### The problem
Copy out all the entries word for word.

### Listed records

··········

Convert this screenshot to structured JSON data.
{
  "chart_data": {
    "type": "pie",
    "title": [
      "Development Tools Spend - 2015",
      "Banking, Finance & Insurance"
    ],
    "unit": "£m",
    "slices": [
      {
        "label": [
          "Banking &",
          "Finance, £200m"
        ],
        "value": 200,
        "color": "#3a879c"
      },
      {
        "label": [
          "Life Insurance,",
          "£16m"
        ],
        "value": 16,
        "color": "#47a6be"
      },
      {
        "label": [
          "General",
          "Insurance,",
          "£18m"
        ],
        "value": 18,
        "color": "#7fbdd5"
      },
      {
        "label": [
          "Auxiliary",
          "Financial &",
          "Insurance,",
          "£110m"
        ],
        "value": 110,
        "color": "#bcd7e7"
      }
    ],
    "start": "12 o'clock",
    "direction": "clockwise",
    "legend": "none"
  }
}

··········

### Task answer
Convert this screenshot to structured JSON data.
{
  "chart_data": {
    "type": "pie",
    "title": [
      "Development Tools Spend - 2015",
      "Banking, Finance & Insurance"
    ],
    "unit": "£m",
    "slices": [
      {
        "label": [
          "Banking &",
          "Finance, £200m"
        ],
        "value": 200,
        "color": "#3a879c"
      },
      {
        "label": [
          "Life Insurance,",
          "£16m"
        ],
        "value": 16,
        "color": "#47a6be"
      },
      {
        "label": [
          "General",
          "Insurance,",
          "£18m"
        ],
        "value": 18,
        "color": "#7fbdd5"
      },
      {
        "label": [
          "Auxiliary",
          "Financial &",
          "Insurance,",
          "£110m"
        ],
        "value": 110,
        "color": "#bcd7e7"
      }
    ],
    "start": "12 o'clock",
    "direction": "clockwise",
    "legend": "none"
  }
}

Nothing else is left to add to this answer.